Problem set:
[a] Say whether each statement agrees with the Angourie excerpt, answering yes or no and quoting the deciding words: (i) the surf turned out to be 8 foot rather than 4; (ii) Green made it back into the lineup five minutes later; (iii) the pair checked the surf before running down the track.
[b] Reproduce the passage of the Angourie excerpt from "Introduction by Sean" up to and including "North Coast honey.".

Introduction by Sean Doherty | Photos and captions by Nick Green
Portfolio
Light / Dark
Nick Green and I pulled into Angourie in the dark and didn’t bother checking it. The swell had been east all week, and there were no other cars. Barely awake, we ran down the track, jumping off the point as the sun winked at us over the horizon. Our luck was in. Only it wasn’t 4 foot, as we thought. It was 8.
Suddenly, I was scratching to get under a set drawing off the back ledge. After paddling over the last wave, I looked around. Greeny was gone. I spotted him a few minutes later, getting washed through the boulders, headed toward the “Life and Death” rocks. It appeared that despite having survived the most-furious days at Shipstern Bluff, swimming in cold, brutal water, the Tasmanian was about to drown in warm North Coast honey.
Ten minutes later, he made it back into the lineup. “Holy shit!” he guffawed, half laughing, half not. His board was banged up, and he was sporting a huge set of tiger claws across his thigh. For Green, the whole episode reinforced his long-held conspiratorial belief that the Australian mainland was not for him.
I got a flash of the wave of the day at this fickle point while stumbling down the muddy hill in a 5/4 and booties, trying to race the incoming tide. Tasmanian lines.

Entries provided:
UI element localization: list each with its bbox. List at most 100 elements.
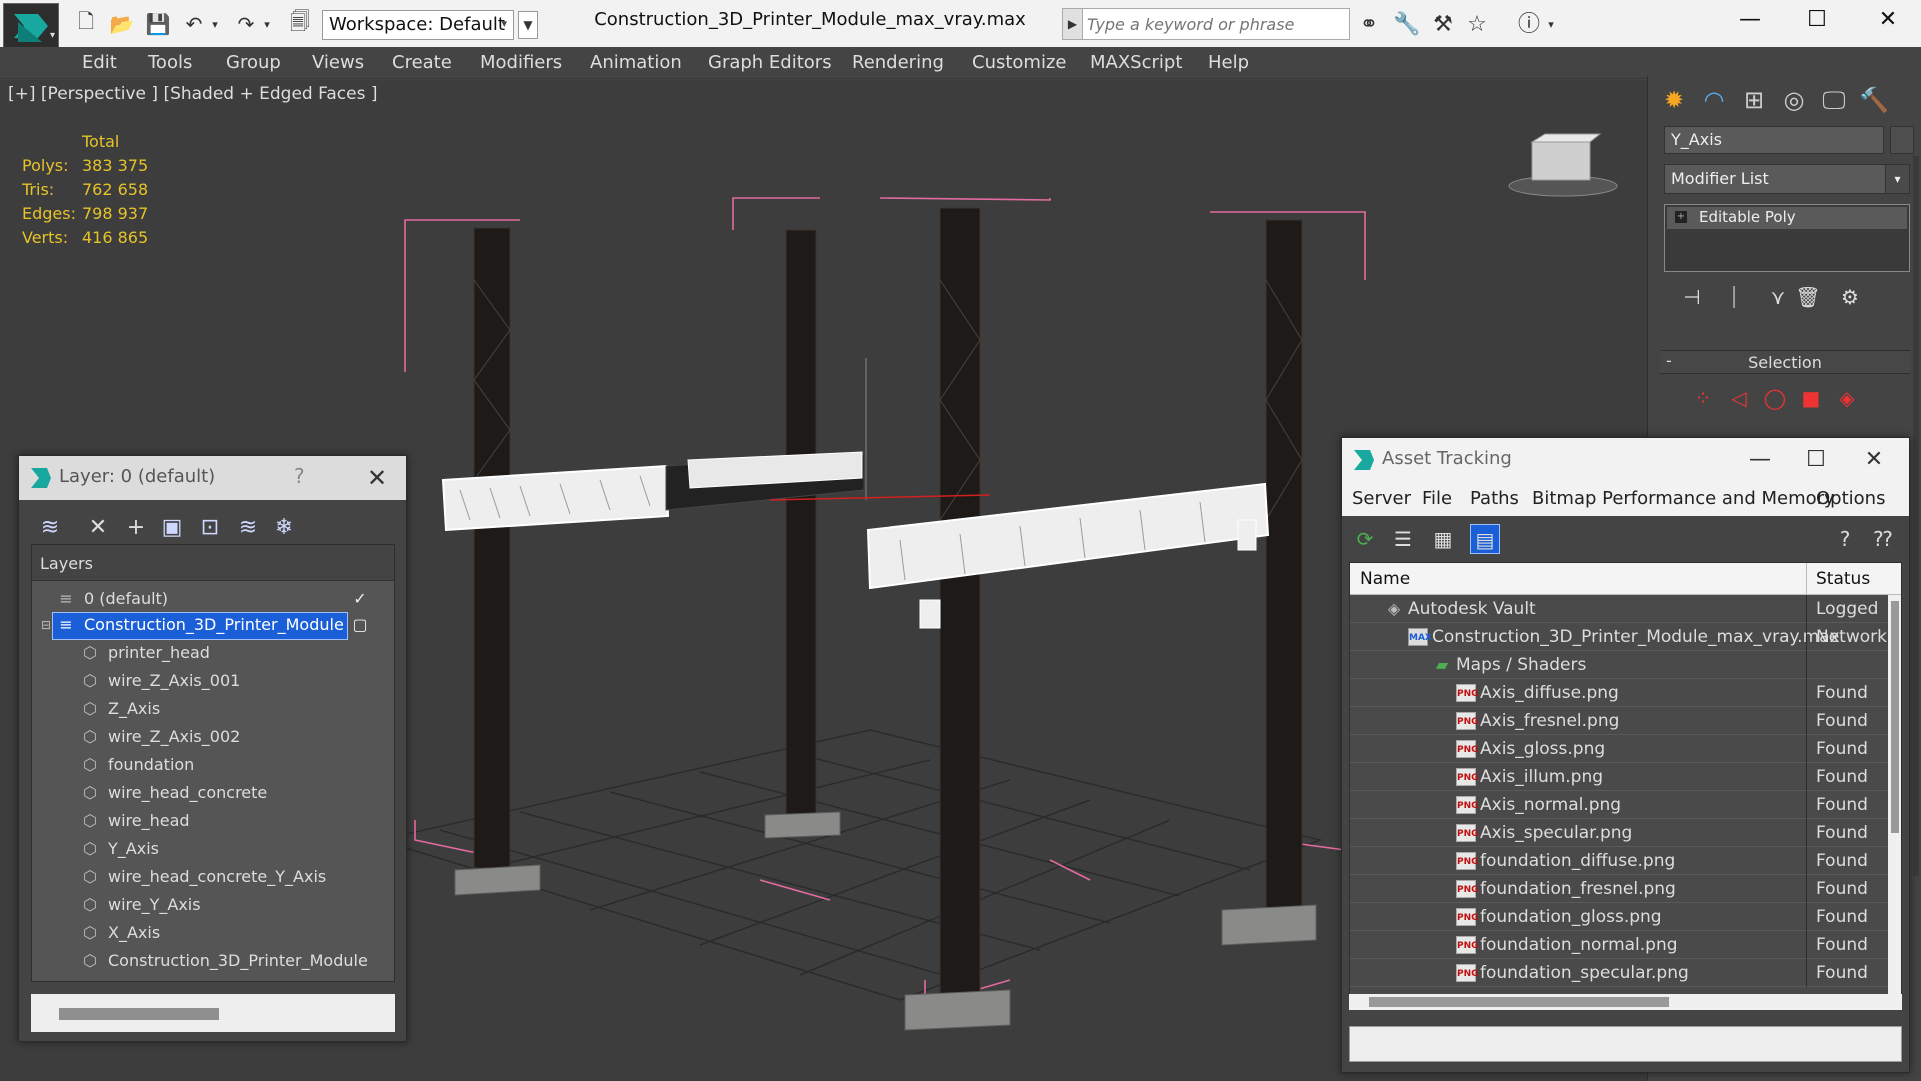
asset-vertical-scrollbar[interactable] bbox=[1888, 595, 1901, 1007]
undo-icon[interactable]: ↶ bbox=[180, 10, 208, 38]
menu-modifiers[interactable]: Modifiers bbox=[476, 50, 566, 76]
asset-row[interactable]: PNG Axis_diffuse.png Found bbox=[1350, 679, 1901, 707]
polygon-selection-icon[interactable]: ■ bbox=[1796, 386, 1826, 412]
highlight-layer-icon[interactable]: ⊡ bbox=[193, 511, 227, 545]
table-view-icon[interactable]: ▤ bbox=[1470, 524, 1500, 554]
asset-row[interactable]: PNG Axis_normal.png Found bbox=[1350, 791, 1901, 819]
layer-column-header[interactable]: Layers bbox=[32, 545, 394, 581]
menu-rendering[interactable]: Rendering bbox=[848, 50, 948, 76]
layer-object-row[interactable]: ⬡ wire_Y_Axis bbox=[32, 891, 394, 919]
layer-dialog-title-bar[interactable]: Layer: 0 (default) ? ✕ bbox=[19, 456, 406, 500]
menu-edit[interactable]: Edit bbox=[78, 50, 121, 76]
layer-object-row[interactable]: ⬡ Z_Axis bbox=[32, 695, 394, 723]
layer-object-row[interactable]: ⬡ wire_head_concrete_Y_Axis bbox=[32, 863, 394, 891]
add-to-layer-icon[interactable]: + bbox=[119, 511, 153, 545]
minimize-icon[interactable]: — bbox=[1735, 442, 1785, 478]
layer-row-selected[interactable]: ⊟ ≡ Construction_3D_Printer_Module ▢ bbox=[32, 611, 394, 640]
scrollbar-thumb[interactable] bbox=[59, 1008, 219, 1020]
vertex-selection-icon[interactable]: ⁘ bbox=[1688, 386, 1718, 412]
key-tools-icon[interactable]: 🔧 bbox=[1392, 10, 1422, 40]
modifier-list-dropdown[interactable]: Modifier List ▾ bbox=[1664, 164, 1910, 194]
modify-tab-icon[interactable]: ◠ bbox=[1694, 82, 1734, 118]
asset-dialog-title-bar[interactable]: Asset Tracking — ☐ ✕ bbox=[1342, 438, 1909, 482]
layer-object-row[interactable]: ⬡ Y_Axis bbox=[32, 835, 394, 863]
viewport-label[interactable]: [+] [Perspective ] [Shaded + Edged Faces… bbox=[8, 84, 377, 104]
hide-layers-icon[interactable]: ≋ bbox=[231, 511, 265, 545]
close-icon[interactable]: ✕ bbox=[1849, 442, 1899, 478]
menu-help[interactable]: Help bbox=[1204, 50, 1253, 76]
checkmark-icon[interactable]: ✓ bbox=[350, 589, 370, 609]
layer-object-row[interactable]: ⬡ wire_Z_Axis_001 bbox=[32, 667, 394, 695]
maximize-icon[interactable]: ☐ bbox=[1791, 442, 1841, 478]
project-folder-icon[interactable]: 🗐 bbox=[286, 9, 314, 38]
layer-row[interactable]: ≡ 0 (default) ✓ bbox=[32, 585, 394, 613]
list-view-icon[interactable]: ☰ bbox=[1388, 524, 1418, 554]
asset-row[interactable]: PNG foundation_normal.png Found bbox=[1350, 931, 1901, 959]
save-file-icon[interactable]: 💾 bbox=[144, 10, 172, 38]
element-selection-icon[interactable]: ◈ bbox=[1832, 386, 1862, 412]
menu-customize[interactable]: Customize bbox=[968, 50, 1070, 76]
scrollbar-thumb[interactable] bbox=[1891, 601, 1899, 833]
search-input[interactable] bbox=[1085, 11, 1347, 37]
help-dropdown-icon[interactable]: ▾ bbox=[1544, 10, 1558, 40]
motion-tab-icon[interactable]: ◎ bbox=[1774, 82, 1814, 118]
refresh-icon[interactable]: ⟳ bbox=[1350, 524, 1380, 554]
asset-row[interactable]: PNG Axis_gloss.png Found bbox=[1350, 735, 1901, 763]
redo-dropdown-icon[interactable]: ▾ bbox=[260, 10, 274, 38]
object-color-swatch[interactable] bbox=[1890, 126, 1914, 154]
selection-rollout-header[interactable]: - Selection bbox=[1660, 350, 1910, 374]
menu-animation[interactable]: Animation bbox=[586, 50, 686, 76]
help-icon[interactable]: ? bbox=[294, 464, 305, 488]
menu-group[interactable]: Group bbox=[222, 50, 285, 76]
select-objects-icon[interactable]: ▣ bbox=[155, 511, 189, 545]
column-separator[interactable] bbox=[1806, 563, 1807, 595]
binoculars-icon[interactable]: ⚭ bbox=[1354, 10, 1384, 40]
layer-object-row[interactable]: ⬡ wire_head_concrete bbox=[32, 779, 394, 807]
expand-icon[interactable]: + bbox=[1675, 211, 1687, 223]
layer-object-row[interactable]: ⬡ printer_head bbox=[32, 639, 394, 667]
object-name-field[interactable]: Y_Axis bbox=[1664, 126, 1884, 154]
asset-row[interactable]: PNG Axis_specular.png Found bbox=[1350, 819, 1901, 847]
asset-path-field[interactable] bbox=[1349, 1026, 1902, 1062]
help-icon[interactable]: ? bbox=[1830, 524, 1860, 554]
layer-horizontal-scrollbar[interactable] bbox=[31, 994, 395, 1032]
layer-object-row[interactable]: ⬡ foundation bbox=[32, 751, 394, 779]
utilities-tab-icon[interactable]: 🔨 bbox=[1854, 82, 1894, 118]
delete-layer-icon[interactable]: ✕ bbox=[81, 511, 115, 545]
asset-row[interactable]: ◈ Autodesk Vault Logged bbox=[1350, 595, 1901, 623]
asset-table[interactable]: Name Status ◈ Autodesk Vault Logged MAX … bbox=[1349, 562, 1902, 1010]
asset-column-header[interactable]: Name Status bbox=[1350, 563, 1901, 595]
workspace-dropdown[interactable]: Workspace: Default ▾ bbox=[322, 10, 514, 40]
communication-center-icon[interactable]: ⚒ bbox=[1428, 10, 1458, 40]
open-file-icon[interactable]: 📂 bbox=[108, 10, 136, 38]
modifier-stack[interactable]: + Editable Poly bbox=[1664, 204, 1910, 272]
menu-tools[interactable]: Tools bbox=[144, 50, 196, 76]
asset-horizontal-scrollbar[interactable] bbox=[1349, 994, 1902, 1010]
undo-dropdown-icon[interactable]: ▾ bbox=[208, 10, 222, 38]
help-icon[interactable]: ⓘ bbox=[1514, 10, 1544, 40]
maximize-icon[interactable]: ☐ bbox=[1787, 2, 1847, 38]
menu-create[interactable]: Create bbox=[388, 50, 456, 76]
pin-stack-icon[interactable]: ⊣ bbox=[1676, 282, 1708, 312]
asset-row[interactable]: PNG foundation_fresnel.png Found bbox=[1350, 875, 1901, 903]
layer-object-row[interactable]: ⬡ wire_head bbox=[32, 807, 394, 835]
freeze-layers-icon[interactable]: ❄ bbox=[267, 511, 301, 545]
thumbnail-view-icon[interactable]: ▦ bbox=[1428, 524, 1458, 554]
scrollbar-thumb[interactable] bbox=[1369, 997, 1669, 1007]
asset-menu-paths[interactable]: Paths bbox=[1470, 488, 1519, 509]
asset-row[interactable]: PNG foundation_gloss.png Found bbox=[1350, 903, 1901, 931]
display-tab-icon[interactable]: 🖵 bbox=[1814, 82, 1854, 118]
menu-graph-editors[interactable]: Graph Editors bbox=[704, 50, 836, 76]
close-icon[interactable]: ✕ bbox=[359, 460, 395, 496]
asset-row[interactable]: ▰ Maps / Shaders bbox=[1350, 651, 1901, 679]
edge-selection-icon[interactable]: ◁ bbox=[1724, 386, 1754, 412]
minimize-icon[interactable]: — bbox=[1720, 2, 1780, 38]
menu-views[interactable]: Views bbox=[308, 50, 368, 76]
remove-modifier-icon[interactable]: 🗑 bbox=[1792, 282, 1824, 312]
asset-menu-options[interactable]: Options bbox=[1816, 488, 1885, 509]
make-unique-icon[interactable]: ⋎ bbox=[1762, 282, 1794, 312]
favorites-star-icon[interactable]: ☆ bbox=[1462, 10, 1492, 40]
redo-icon[interactable]: ↷ bbox=[232, 10, 260, 38]
asset-menu-file[interactable]: File bbox=[1422, 488, 1452, 509]
context-help-icon[interactable]: ⁇ bbox=[1868, 524, 1898, 554]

Task solutions:
[a]
(i) Yes: "Only it wasn’t 4 foot, as we thought. It was 8."
(ii) No: "Ten minutes later, he made it back into the lineup."
(iii) No: "didn’t bother checking it"

[b]
Introduction by Sean Doherty | Photos and captions by Nick Green
Portfolio
Light / Dark
Nick Green and I pulled into Angourie in the dark and didn’t bother checking it. The swell had been east all week, and there were no other cars. Barely awake, we ran down the track, jumping off the point as the sun winked at us over the horizon. Our luck was in. Only it wasn’t 4 foot, as we thought. It was 8.
Suddenly, I was scratching to get under a set drawing off the back ledge. After paddling over the last wave, I looked around. Greeny was gone. I spotted him a few minutes later, getting washed through the boulders, headed toward the “Life and Death” rocks. It appeared that despite having survived the most-furious days at Shipstern Bluff, swimming in cold, brutal water, the Tasmanian was about to drown in warm North Coast honey.